Identify each line holding the string "Alto" and copy it.

(Figure collection entries)
--------------------------------------------------

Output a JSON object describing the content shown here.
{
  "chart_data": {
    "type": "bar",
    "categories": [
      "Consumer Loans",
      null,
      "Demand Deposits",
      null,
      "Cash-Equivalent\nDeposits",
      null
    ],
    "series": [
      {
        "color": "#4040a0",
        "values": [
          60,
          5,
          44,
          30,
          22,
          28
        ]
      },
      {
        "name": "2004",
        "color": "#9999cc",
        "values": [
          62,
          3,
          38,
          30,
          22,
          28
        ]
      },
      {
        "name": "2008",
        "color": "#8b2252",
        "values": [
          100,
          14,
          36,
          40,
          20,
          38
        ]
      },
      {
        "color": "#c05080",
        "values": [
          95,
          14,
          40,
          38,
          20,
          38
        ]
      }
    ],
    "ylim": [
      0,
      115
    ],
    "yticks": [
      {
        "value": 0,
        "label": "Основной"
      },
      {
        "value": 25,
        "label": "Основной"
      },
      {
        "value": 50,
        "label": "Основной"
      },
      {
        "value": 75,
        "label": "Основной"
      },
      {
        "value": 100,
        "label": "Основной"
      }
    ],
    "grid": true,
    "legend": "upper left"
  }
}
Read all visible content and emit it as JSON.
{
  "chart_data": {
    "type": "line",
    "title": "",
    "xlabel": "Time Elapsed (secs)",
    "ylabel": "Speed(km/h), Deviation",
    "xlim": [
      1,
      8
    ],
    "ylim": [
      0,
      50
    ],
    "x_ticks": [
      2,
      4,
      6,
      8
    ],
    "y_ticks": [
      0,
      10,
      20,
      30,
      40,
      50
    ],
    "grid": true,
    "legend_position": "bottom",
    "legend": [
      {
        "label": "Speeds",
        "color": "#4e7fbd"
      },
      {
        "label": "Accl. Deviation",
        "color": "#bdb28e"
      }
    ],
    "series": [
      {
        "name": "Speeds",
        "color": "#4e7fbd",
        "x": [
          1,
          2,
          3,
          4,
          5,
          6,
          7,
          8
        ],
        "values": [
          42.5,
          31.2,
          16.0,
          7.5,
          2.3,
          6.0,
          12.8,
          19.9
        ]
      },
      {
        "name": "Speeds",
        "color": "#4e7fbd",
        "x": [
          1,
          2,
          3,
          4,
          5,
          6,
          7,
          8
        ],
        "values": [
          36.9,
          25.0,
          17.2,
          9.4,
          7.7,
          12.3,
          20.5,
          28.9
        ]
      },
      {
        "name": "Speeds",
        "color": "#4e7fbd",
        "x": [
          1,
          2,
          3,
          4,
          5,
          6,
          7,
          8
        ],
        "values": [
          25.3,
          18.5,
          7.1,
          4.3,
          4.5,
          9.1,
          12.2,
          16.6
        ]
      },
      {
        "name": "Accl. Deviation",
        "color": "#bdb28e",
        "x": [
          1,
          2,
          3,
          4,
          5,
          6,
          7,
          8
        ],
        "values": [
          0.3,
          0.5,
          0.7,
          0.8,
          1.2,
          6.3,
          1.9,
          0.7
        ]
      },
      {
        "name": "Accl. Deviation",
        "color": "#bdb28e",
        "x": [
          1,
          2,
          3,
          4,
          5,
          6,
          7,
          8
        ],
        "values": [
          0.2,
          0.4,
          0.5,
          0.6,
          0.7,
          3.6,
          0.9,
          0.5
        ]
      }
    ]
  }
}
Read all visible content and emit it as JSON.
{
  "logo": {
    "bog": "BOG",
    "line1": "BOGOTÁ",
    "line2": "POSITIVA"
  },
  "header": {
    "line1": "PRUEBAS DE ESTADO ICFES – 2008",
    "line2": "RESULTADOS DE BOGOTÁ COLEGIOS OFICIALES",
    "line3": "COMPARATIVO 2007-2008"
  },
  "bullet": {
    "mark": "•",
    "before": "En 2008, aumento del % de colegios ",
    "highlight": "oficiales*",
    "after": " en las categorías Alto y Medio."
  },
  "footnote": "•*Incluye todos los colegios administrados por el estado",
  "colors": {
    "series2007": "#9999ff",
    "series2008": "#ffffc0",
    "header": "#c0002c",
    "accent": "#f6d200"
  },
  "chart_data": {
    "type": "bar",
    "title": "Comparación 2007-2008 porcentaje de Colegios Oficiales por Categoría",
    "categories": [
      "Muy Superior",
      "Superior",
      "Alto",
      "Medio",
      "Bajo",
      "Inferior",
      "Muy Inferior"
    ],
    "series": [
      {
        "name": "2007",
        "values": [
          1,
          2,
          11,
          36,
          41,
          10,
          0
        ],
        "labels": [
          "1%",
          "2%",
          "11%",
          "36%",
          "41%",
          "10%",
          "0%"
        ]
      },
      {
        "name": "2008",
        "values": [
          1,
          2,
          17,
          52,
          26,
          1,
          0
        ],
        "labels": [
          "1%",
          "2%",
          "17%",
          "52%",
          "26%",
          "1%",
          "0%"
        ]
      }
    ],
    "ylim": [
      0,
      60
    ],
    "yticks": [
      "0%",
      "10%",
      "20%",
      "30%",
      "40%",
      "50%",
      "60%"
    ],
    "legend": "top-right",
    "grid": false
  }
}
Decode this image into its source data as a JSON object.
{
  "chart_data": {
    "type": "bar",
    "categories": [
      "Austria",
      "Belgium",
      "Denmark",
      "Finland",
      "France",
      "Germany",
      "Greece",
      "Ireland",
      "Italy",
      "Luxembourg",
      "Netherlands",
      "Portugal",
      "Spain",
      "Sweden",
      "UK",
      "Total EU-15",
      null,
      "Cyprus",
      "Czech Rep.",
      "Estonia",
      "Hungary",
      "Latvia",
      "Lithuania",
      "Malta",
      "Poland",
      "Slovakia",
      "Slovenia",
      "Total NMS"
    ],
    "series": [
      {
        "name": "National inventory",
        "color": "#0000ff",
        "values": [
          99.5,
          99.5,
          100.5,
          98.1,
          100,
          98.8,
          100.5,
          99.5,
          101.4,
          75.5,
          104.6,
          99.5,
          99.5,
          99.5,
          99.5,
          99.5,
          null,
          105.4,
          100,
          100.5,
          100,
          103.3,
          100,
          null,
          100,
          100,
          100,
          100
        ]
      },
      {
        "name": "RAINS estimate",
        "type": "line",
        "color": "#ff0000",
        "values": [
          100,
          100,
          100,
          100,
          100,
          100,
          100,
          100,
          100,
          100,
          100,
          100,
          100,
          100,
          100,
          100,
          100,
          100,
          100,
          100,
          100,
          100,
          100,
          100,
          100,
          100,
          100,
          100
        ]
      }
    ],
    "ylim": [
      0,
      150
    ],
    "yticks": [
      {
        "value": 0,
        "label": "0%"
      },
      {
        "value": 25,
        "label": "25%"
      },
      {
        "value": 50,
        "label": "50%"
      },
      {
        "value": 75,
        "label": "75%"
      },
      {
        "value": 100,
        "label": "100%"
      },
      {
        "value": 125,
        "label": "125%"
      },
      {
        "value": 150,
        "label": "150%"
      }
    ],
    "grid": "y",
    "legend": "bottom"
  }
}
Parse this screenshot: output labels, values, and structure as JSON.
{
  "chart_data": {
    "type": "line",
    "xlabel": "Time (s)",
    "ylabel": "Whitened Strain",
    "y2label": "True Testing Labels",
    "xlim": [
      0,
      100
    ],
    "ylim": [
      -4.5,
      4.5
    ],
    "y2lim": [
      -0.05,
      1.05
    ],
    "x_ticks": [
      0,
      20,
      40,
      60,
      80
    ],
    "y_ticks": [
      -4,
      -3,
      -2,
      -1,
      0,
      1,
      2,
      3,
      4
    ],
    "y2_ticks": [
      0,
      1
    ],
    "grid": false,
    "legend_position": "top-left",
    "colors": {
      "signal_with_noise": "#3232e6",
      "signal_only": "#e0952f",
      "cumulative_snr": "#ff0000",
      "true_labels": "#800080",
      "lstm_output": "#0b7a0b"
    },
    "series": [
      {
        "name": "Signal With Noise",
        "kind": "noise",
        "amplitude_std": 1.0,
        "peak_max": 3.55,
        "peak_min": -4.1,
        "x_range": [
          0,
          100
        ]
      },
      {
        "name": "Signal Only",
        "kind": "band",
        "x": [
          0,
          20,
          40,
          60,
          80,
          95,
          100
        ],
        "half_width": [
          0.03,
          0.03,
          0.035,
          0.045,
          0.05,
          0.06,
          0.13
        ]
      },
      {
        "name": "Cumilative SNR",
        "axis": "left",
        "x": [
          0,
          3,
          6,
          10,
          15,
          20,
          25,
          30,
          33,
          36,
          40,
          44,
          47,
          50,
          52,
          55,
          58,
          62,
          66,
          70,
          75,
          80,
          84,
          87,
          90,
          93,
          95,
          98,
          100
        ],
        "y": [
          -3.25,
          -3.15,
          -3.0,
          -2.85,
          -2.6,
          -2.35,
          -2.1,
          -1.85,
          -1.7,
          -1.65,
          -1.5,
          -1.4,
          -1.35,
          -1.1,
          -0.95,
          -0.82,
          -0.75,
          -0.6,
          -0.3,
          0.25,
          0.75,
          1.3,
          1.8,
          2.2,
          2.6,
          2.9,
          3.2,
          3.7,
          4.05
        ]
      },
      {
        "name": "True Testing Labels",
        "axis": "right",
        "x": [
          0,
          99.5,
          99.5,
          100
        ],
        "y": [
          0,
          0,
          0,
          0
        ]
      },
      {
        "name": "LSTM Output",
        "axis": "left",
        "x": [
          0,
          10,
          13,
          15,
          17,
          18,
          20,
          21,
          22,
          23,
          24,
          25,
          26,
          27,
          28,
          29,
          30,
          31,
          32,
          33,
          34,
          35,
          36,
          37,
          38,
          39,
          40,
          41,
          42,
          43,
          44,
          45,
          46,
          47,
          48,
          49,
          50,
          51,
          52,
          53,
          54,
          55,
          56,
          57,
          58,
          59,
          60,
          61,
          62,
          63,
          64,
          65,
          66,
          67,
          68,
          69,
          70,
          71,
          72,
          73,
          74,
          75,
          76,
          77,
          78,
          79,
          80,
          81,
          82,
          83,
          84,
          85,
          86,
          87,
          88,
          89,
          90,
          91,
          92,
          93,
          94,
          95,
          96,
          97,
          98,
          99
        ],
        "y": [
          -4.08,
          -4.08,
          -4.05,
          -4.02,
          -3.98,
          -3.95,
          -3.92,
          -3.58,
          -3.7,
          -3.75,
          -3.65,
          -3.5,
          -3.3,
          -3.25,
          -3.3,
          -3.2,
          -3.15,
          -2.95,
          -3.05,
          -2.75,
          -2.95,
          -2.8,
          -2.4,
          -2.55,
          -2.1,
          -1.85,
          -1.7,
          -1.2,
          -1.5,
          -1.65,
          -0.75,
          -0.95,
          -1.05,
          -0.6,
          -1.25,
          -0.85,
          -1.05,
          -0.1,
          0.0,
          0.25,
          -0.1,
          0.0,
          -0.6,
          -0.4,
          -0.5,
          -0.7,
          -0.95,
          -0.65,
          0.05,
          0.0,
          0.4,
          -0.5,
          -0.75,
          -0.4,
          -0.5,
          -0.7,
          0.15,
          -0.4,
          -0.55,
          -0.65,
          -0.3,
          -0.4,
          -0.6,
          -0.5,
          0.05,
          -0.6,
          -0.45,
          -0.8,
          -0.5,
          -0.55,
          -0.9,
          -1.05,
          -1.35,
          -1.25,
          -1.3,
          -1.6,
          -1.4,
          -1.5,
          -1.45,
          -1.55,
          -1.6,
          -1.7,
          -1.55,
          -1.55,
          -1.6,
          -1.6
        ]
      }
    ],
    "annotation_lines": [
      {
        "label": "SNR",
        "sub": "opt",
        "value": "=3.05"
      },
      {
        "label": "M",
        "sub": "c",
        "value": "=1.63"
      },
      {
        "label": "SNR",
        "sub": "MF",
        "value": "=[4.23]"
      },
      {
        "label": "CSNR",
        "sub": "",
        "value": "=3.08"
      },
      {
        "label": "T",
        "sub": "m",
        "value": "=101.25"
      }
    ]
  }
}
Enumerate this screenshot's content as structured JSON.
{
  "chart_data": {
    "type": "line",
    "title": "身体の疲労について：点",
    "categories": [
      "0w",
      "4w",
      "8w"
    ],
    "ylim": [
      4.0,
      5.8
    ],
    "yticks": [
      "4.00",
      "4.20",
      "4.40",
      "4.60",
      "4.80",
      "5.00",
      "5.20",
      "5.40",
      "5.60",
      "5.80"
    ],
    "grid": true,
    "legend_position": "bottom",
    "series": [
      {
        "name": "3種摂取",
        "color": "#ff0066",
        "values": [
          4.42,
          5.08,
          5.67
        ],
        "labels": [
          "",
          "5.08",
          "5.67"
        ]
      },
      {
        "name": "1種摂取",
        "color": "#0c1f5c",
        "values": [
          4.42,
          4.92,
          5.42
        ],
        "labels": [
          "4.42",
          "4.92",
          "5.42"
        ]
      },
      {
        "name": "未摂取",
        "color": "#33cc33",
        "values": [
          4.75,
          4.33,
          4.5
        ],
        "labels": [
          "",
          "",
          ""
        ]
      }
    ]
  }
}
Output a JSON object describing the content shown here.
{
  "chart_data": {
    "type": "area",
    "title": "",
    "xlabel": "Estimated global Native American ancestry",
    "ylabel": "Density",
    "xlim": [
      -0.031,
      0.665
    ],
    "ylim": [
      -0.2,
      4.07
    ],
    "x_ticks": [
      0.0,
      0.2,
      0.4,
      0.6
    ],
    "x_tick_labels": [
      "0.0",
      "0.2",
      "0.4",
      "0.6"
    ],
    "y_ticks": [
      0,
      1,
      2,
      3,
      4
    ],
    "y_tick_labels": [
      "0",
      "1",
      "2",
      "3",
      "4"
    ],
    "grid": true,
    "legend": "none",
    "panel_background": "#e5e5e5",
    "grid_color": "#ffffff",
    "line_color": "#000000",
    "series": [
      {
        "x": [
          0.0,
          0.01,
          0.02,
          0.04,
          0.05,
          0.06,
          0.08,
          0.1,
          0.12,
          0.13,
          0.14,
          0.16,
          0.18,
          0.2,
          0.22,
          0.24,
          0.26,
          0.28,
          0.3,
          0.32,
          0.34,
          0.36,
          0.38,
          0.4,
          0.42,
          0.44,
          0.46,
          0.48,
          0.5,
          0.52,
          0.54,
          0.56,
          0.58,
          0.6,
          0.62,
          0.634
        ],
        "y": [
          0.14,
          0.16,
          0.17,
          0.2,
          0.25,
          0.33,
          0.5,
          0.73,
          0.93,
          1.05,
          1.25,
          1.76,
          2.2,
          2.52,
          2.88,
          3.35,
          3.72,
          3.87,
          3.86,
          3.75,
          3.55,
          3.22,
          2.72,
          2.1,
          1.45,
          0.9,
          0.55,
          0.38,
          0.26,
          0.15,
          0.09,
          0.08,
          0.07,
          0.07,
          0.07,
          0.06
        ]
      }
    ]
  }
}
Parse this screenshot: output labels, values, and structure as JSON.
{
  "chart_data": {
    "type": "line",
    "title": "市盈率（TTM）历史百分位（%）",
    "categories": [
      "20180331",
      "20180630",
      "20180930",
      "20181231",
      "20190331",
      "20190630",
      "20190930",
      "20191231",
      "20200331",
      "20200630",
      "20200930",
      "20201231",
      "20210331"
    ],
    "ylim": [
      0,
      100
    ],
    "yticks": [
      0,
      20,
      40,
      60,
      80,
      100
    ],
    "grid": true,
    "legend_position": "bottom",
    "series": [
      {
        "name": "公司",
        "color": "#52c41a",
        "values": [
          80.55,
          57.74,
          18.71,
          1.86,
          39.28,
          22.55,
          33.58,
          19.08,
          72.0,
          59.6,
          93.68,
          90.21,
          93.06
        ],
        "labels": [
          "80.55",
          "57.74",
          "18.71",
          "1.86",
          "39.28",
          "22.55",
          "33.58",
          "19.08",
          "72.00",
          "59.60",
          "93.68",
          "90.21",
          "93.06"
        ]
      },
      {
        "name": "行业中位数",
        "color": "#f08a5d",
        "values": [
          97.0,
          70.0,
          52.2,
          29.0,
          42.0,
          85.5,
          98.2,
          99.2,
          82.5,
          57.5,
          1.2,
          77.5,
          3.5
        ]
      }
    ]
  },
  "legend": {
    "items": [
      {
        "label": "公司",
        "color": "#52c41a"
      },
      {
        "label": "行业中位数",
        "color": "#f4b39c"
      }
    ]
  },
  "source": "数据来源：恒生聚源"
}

--------------------------------------------------

**RESPONSE TO THIS EXERCISE:**
    "after": " en las categorías Alto y Medio."
      "Alto",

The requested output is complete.